● **TASK PROMPT**: Repeat the listing in full, preserving every character.

● **DATA EXTRACT**:
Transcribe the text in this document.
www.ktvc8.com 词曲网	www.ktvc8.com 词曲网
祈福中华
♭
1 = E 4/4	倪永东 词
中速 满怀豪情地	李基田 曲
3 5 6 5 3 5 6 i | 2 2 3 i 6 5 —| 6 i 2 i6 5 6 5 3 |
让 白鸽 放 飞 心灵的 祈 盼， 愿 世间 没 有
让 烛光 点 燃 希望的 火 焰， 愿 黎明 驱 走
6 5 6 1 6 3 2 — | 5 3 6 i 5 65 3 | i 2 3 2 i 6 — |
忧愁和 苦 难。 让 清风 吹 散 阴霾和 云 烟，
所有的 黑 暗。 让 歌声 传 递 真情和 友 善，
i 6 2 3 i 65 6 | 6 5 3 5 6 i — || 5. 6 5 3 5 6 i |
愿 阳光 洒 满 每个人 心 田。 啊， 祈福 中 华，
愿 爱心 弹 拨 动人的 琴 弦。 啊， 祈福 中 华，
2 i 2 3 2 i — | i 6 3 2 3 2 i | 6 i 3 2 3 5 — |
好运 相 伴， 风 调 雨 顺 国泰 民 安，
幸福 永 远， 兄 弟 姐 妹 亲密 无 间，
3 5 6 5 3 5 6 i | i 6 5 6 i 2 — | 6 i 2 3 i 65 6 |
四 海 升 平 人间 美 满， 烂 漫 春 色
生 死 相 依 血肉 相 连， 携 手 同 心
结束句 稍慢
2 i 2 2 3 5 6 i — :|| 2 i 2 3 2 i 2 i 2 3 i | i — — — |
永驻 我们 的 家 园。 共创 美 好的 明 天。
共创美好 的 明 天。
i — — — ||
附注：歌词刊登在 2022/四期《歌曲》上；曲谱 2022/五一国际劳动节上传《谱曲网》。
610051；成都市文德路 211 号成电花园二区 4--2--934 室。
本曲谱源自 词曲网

● **ANSWER TO THE EXERCISE**:
Transcribe the text in this document.
www.ktvc8.com 词曲网	www.ktvc8.com 词曲网
祈福中华
♭
1 = E 4/4	倪永东 词
中速 满怀豪情地	李基田 曲
3 5 6 5 3 5 6 i | 2 2 3 i 6 5 —| 6 i 2 i6 5 6 5 3 |
让 白鸽 放 飞 心灵的 祈 盼， 愿 世间 没 有
让 烛光 点 燃 希望的 火 焰， 愿 黎明 驱 走
6 5 6 1 6 3 2 — | 5 3 6 i 5 65 3 | i 2 3 2 i 6 — |
忧愁和 苦 难。 让 清风 吹 散 阴霾和 云 烟，
所有的 黑 暗。 让 歌声 传 递 真情和 友 善，
i 6 2 3 i 65 6 | 6 5 3 5 6 i — || 5. 6 5 3 5 6 i |
愿 阳光 洒 满 每个人 心 田。 啊， 祈福 中 华，
愿 爱心 弹 拨 动人的 琴 弦。 啊， 祈福 中 华，
2 i 2 3 2 i — | i 6 3 2 3 2 i | 6 i 3 2 3 5 — |
好运 相 伴， 风 调 雨 顺 国泰 民 安，
幸福 永 远， 兄 弟 姐 妹 亲密 无 间，
3 5 6 5 3 5 6 i | i 6 5 6 i 2 — | 6 i 2 3 i 65 6 |
四 海 升 平 人间 美 满， 烂 漫 春 色
生 死 相 依 血肉 相 连， 携 手 同 心
结束句 稍慢
2 i 2 2 3 5 6 i — :|| 2 i 2 3 2 i 2 i 2 3 i | i — — — |
永驻 我们 的 家 园。 共创 美 好的 明 天。
共创美好 的 明 天。
i — — — ||
附注：歌词刊登在 2022/四期《歌曲》上；曲谱 2022/五一国际劳动节上传《谱曲网》。
610051；成都市文德路 211 号成电花园二区 4--2--934 室。
本曲谱源自 词曲网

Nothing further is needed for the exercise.